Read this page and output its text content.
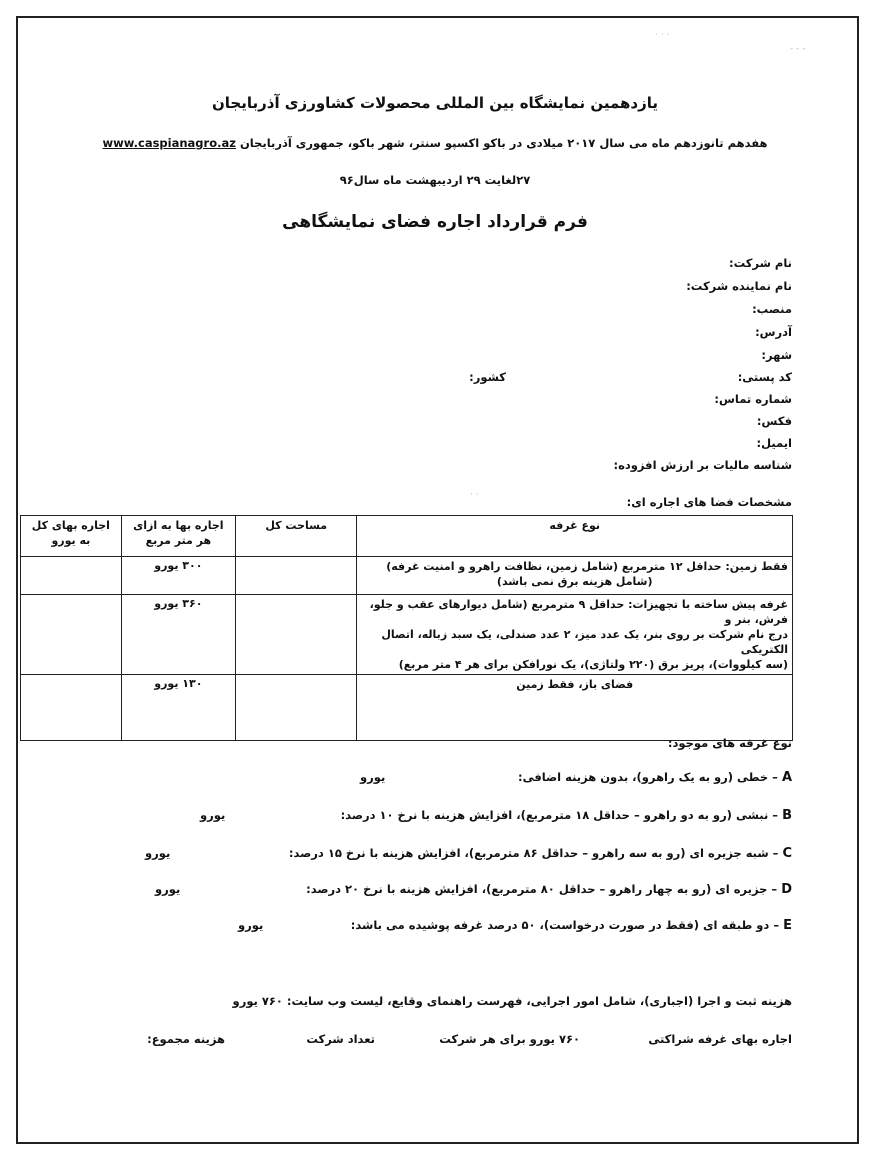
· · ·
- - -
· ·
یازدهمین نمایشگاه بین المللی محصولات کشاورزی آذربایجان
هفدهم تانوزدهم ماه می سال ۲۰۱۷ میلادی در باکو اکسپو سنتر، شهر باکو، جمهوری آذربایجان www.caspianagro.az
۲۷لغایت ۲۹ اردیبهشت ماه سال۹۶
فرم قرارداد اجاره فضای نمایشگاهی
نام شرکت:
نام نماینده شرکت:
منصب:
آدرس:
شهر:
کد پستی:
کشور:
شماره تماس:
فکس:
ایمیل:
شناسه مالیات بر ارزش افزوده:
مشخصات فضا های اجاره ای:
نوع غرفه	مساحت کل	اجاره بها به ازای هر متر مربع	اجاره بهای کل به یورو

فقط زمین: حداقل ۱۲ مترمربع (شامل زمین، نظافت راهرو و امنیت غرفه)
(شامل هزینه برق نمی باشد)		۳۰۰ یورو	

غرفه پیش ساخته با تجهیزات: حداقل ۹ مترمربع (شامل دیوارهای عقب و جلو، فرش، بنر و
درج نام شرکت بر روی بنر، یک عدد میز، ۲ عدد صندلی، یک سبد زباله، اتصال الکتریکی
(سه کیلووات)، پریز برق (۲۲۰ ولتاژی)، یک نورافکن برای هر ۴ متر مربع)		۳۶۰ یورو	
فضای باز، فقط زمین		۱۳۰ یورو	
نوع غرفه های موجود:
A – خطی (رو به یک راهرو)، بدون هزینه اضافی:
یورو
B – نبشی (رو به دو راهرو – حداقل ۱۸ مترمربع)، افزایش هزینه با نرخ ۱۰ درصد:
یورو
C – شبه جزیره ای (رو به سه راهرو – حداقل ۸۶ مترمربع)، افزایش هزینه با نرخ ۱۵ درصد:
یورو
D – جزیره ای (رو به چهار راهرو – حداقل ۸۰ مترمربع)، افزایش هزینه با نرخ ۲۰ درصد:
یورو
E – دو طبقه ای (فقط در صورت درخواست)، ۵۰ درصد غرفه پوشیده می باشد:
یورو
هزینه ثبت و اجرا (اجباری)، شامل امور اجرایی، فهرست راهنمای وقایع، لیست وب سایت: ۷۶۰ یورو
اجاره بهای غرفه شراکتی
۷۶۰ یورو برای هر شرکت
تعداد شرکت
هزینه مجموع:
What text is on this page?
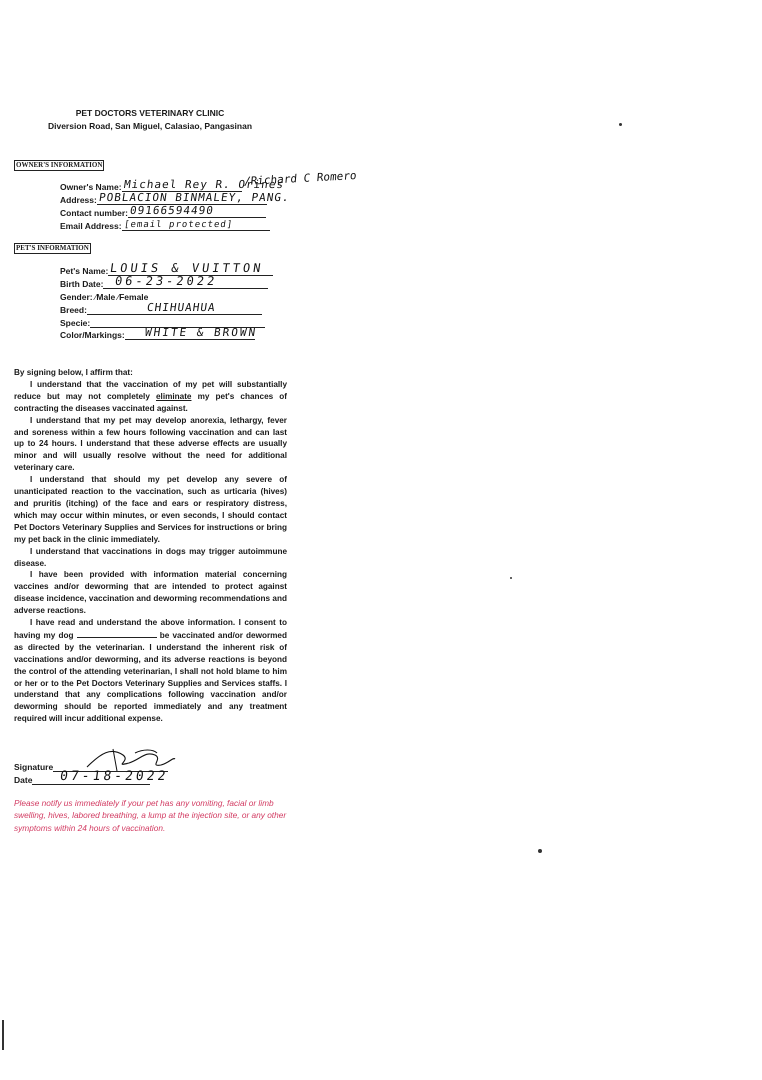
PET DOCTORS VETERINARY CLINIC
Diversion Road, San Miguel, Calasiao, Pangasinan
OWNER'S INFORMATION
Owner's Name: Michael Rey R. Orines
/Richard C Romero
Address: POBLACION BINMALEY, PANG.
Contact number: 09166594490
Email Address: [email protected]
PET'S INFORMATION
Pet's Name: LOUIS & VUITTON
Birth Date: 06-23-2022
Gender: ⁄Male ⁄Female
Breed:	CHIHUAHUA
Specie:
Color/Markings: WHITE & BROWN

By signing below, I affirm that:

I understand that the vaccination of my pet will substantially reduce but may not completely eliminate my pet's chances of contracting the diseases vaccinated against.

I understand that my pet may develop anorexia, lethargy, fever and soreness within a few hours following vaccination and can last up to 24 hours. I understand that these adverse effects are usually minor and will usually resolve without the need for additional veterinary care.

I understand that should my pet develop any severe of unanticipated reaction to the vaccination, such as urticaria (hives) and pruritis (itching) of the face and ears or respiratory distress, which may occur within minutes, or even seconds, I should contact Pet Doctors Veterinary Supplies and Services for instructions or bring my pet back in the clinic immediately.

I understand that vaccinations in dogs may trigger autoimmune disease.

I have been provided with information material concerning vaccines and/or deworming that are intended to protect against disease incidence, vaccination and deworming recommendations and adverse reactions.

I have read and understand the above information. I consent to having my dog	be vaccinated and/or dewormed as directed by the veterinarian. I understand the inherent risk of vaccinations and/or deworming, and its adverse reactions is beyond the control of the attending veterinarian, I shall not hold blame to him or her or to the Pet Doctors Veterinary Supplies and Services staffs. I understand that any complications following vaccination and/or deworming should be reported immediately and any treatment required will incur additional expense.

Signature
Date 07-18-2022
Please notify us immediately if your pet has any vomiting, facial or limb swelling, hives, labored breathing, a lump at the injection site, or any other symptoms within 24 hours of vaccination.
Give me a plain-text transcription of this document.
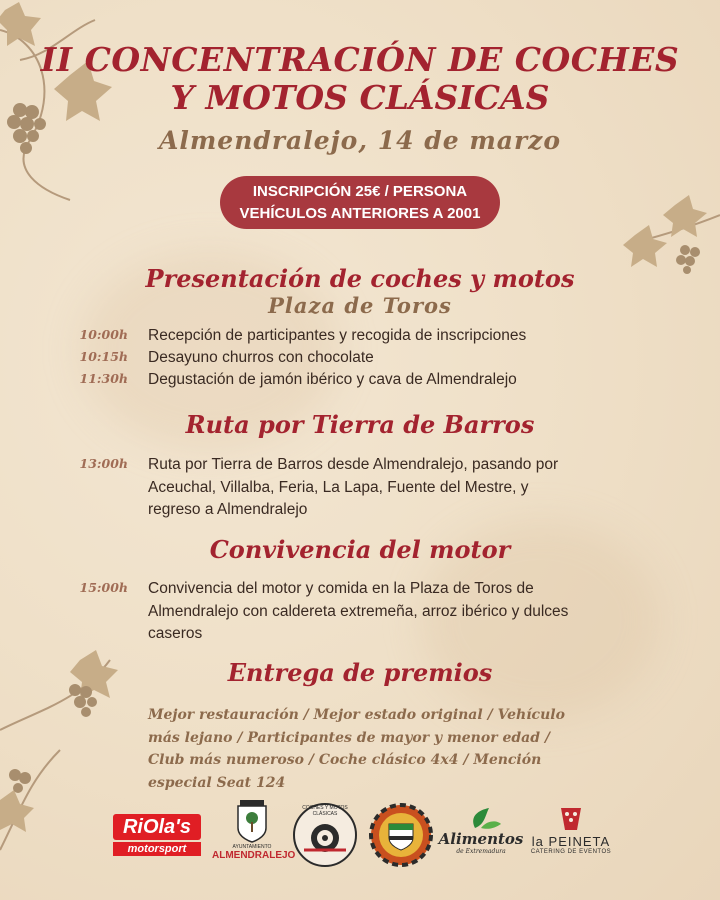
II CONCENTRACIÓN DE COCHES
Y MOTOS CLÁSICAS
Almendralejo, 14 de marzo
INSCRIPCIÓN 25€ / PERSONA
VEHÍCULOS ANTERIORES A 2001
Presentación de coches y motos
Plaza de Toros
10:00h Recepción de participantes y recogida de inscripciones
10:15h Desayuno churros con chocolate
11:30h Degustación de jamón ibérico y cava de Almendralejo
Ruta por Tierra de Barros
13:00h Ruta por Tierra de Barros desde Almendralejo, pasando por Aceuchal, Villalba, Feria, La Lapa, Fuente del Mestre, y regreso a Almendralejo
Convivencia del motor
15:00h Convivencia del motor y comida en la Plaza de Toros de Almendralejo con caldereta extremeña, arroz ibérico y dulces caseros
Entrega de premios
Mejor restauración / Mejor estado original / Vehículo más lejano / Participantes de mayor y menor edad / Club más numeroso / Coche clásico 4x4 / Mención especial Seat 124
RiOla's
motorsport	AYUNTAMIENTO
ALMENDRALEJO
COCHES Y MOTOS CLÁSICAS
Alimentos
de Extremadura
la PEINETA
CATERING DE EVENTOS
========
Please set down each line of the data above exactly as written, without the pictures.

_Answer to this task_:
Read this page and output its text content.
· · ·
- - -
· ·
یازدهمین نمایشگاه بین المللی محصولات کشاورزی آذربایجان
هفدهم تانوزدهم ماه می سال ۲۰۱۷ میلادی در باکو اکسپو سنتر، شهر باکو، جمهوری آذربایجان www.caspianagro.az
۲۷لغایت ۲۹ اردیبهشت ماه سال۹۶
فرم قرارداد اجاره فضای نمایشگاهی
نام شرکت:
نام نماینده شرکت:
منصب:
آدرس:
شهر:
کد پستی:
کشور:
شماره تماس:
فکس:
ایمیل:
شناسه مالیات بر ارزش افزوده:
مشخصات فضا های اجاره ای:
نوع غرفه	مساحت کل	اجاره بها به ازای هر متر مربع	اجاره بهای کل به یورو

فقط زمین: حداقل ۱۲ مترمربع (شامل زمین، نظافت راهرو و امنیت غرفه)
(شامل هزینه برق نمی باشد)		۳۰۰ یورو	

غرفه پیش ساخته با تجهیزات: حداقل ۹ مترمربع (شامل دیوارهای عقب و جلو، فرش، بنر و
درج نام شرکت بر روی بنر، یک عدد میز، ۲ عدد صندلی، یک سبد زباله، اتصال الکتریکی
(سه کیلووات)، پریز برق (۲۲۰ ولتاژی)، یک نورافکن برای هر ۴ متر مربع)		۳۶۰ یورو	
فضای باز، فقط زمین		۱۳۰ یورو	
نوع غرفه های موجود:
A – خطی (رو به یک راهرو)، بدون هزینه اضافی:
یورو
B – نبشی (رو به دو راهرو – حداقل ۱۸ مترمربع)، افزایش هزینه با نرخ ۱۰ درصد:
یورو
C – شبه جزیره ای (رو به سه راهرو – حداقل ۸۶ مترمربع)، افزایش هزینه با نرخ ۱۵ درصد:
یورو
D – جزیره ای (رو به چهار راهرو – حداقل ۸۰ مترمربع)، افزایش هزینه با نرخ ۲۰ درصد:
یورو
E – دو طبقه ای (فقط در صورت درخواست)، ۵۰ درصد غرفه پوشیده می باشد:
یورو
هزینه ثبت و اجرا (اجباری)، شامل امور اجرایی، فهرست راهنمای وقایع، لیست وب سایت: ۷۶۰ یورو
اجاره بهای غرفه شراکتی
۷۶۰ یورو برای هر شرکت
تعداد شرکت
هزینه مجموع:
What text is on this page?
PET DOCTORS VETERINARY CLINIC
Diversion Road, San Miguel, Calasiao, Pangasinan
OWNER'S INFORMATION
Owner's Name: Michael Rey R. Orines
/Richard C Romero
Address: POBLACION BINMALEY, PANG.
Contact number: 09166594490
Email Address: [email protected]
PET'S INFORMATION
Pet's Name: LOUIS & VUITTON
Birth Date: 06-23-2022
Gender: ⁄Male ⁄Female
Breed:	CHIHUAHUA
Specie:
Color/Markings: WHITE & BROWN

By signing below, I affirm that:

I understand that the vaccination of my pet will substantially reduce but may not completely eliminate my pet's chances of contracting the diseases vaccinated against.

I understand that my pet may develop anorexia, lethargy, fever and soreness within a few hours following vaccination and can last up to 24 hours. I understand that these adverse effects are usually minor and will usually resolve without the need for additional veterinary care.

I understand that should my pet develop any severe of unanticipated reaction to the vaccination, such as urticaria (hives) and pruritis (itching) of the face and ears or respiratory distress, which may occur within minutes, or even seconds, I should contact Pet Doctors Veterinary Supplies and Services for instructions or bring my pet back in the clinic immediately.

I understand that vaccinations in dogs may trigger autoimmune disease.

I have been provided with information material concerning vaccines and/or deworming that are intended to protect against disease incidence, vaccination and deworming recommendations and adverse reactions.

I have read and understand the above information. I consent to having my dog	be vaccinated and/or dewormed as directed by the veterinarian. I understand the inherent risk of vaccinations and/or deworming, and its adverse reactions is beyond the control of the attending veterinarian, I shall not hold blame to him or her or to the Pet Doctors Veterinary Supplies and Services staffs. I understand that any complications following vaccination and/or deworming should be reported immediately and any treatment required will incur additional expense.

Signature
Date 07-18-2022
Please notify us immediately if your pet has any vomiting, facial or limb swelling, hives, labored breathing, a lump at the injection site, or any other symptoms within 24 hours of vaccination.
Give me a plain-text transcription of this document.
II CONCENTRACIÓN DE COCHES
Y MOTOS CLÁSICAS
Almendralejo, 14 de marzo
INSCRIPCIÓN 25€ / PERSONA
VEHÍCULOS ANTERIORES A 2001
Presentación de coches y motos
Plaza de Toros
10:00h Recepción de participantes y recogida de inscripciones
10:15h Desayuno churros con chocolate
11:30h Degustación de jamón ibérico y cava de Almendralejo
Ruta por Tierra de Barros
13:00h Ruta por Tierra de Barros desde Almendralejo, pasando por Aceuchal, Villalba, Feria, La Lapa, Fuente del Mestre, y regreso a Almendralejo
Convivencia del motor
15:00h Convivencia del motor y comida en la Plaza de Toros de Almendralejo con caldereta extremeña, arroz ibérico y dulces caseros
Entrega de premios
Mejor restauración / Mejor estado original / Vehículo más lejano / Participantes de mayor y menor edad / Club más numeroso / Coche clásico 4x4 / Mención especial Seat 124
RiOla's
motorsport	AYUNTAMIENTO
ALMENDRALEJO
COCHES Y MOTOS CLÁSICAS
Alimentos
de Extremadura
la PEINETA
CATERING DE EVENTOS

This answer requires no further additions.